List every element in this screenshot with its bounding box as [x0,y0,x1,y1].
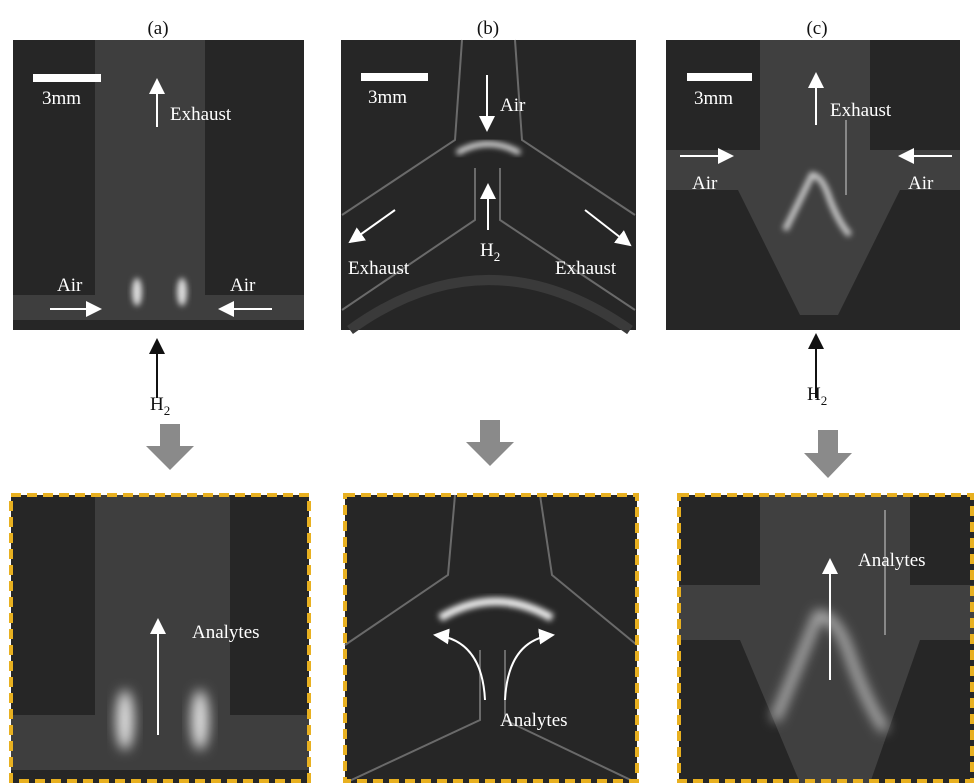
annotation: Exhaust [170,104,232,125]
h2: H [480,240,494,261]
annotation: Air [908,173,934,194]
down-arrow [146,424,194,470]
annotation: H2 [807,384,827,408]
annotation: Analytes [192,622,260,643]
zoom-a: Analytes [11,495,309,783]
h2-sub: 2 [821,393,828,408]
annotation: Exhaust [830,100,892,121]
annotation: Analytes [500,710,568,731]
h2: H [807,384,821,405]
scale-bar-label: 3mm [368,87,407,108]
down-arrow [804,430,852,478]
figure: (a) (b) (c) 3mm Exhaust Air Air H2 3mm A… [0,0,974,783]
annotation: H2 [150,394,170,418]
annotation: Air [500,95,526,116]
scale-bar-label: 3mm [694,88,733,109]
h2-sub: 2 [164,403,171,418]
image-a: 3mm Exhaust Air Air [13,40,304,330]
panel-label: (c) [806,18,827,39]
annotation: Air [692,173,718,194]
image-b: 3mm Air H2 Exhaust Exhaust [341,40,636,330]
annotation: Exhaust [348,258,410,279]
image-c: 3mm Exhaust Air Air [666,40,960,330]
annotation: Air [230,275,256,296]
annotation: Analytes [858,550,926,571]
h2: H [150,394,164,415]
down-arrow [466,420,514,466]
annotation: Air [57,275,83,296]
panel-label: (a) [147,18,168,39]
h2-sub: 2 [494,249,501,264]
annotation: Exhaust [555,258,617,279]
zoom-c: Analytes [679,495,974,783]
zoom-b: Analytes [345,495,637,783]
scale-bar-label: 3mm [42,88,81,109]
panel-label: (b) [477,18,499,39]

--------------------------------

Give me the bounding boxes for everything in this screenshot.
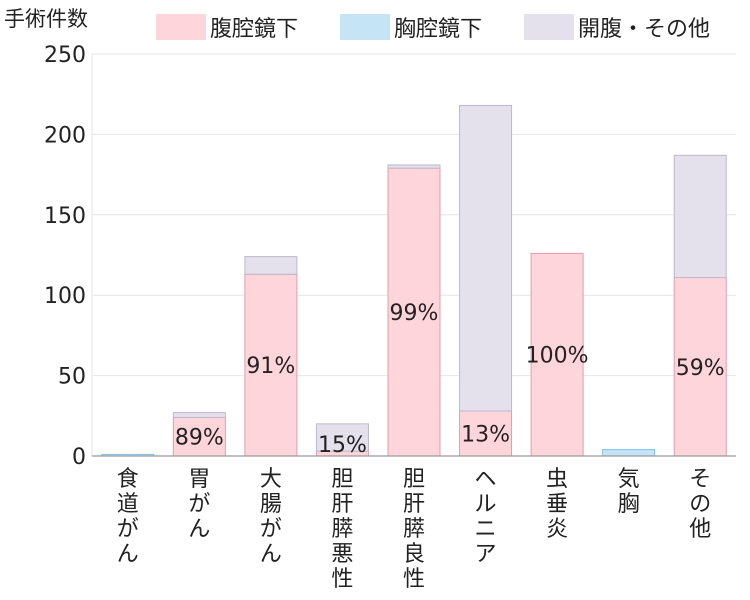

--------------------------------

= PROBLEM TO SOLVE =
Output the records above as a two-column CSV with the headers text and answer, one row per record. Put each field in quotes with line breaks turned into spaces, start at the line that has "List every element", stop after the line that has "panel-label: (b) [477,18,499,39]", and leave the pictures out.

= ANSWER BELOW =
text,answer
"List every element in this screenshot with its bounding box as [x0,y0,x1,y1].","annotation: Exhaust [170,104,232,125] h2: H [480,240,494,261] annotation: Air [908,173,934,194] down-arrow [146,424,194,470] annotation: H2 [807,384,827,408] annotation: Analytes [192,622,260,643] zoom-a: Analytes [11,495,309,783] h2-sub: 2 [821,393,828,408] annotation: Exhaust [830,100,892,121] annotation: Analytes [500,710,568,731] h2: H [807,384,821,405] scale-bar-label: 3mm [368,87,407,108] down-arrow [804,430,852,478] figure: (a) (b) (c) 3mm Exhaust Air Air H2 3mm A… [0,0,974,783] annotation: H2 [150,394,170,418] annotation: Air [500,95,526,116] scale-bar-label: 3mm [694,88,733,109] h2-sub: 2 [164,403,171,418] image-a: 3mm Exhaust Air Air [13,40,304,330] panel-label: (c) [806,18,827,39] annotation: Air [692,173,718,194] image-b: 3mm Air H2 Exhaust Exhaust [341,40,636,330] annotation: Exhaust [348,258,410,279] image-c: 3mm Exhaust Air Air [666,40,960,330] annotation: Air [230,275,256,296] annotation: Analytes [858,550,926,571] h2: H [150,394,164,415] down-arrow [466,420,514,466] annotation: Air [57,275,83,296] panel-label: (a) [147,18,168,39] h2-sub: 2 [494,249,501,264] annotation: Exhaust [555,258,617,279] zoom-c: Analytes [679,495,974,783] zoom-b: Analytes [345,495,637,783] scale-bar-label: 3mm [42,88,81,109] panel-label: (b) [477,18,499,39]"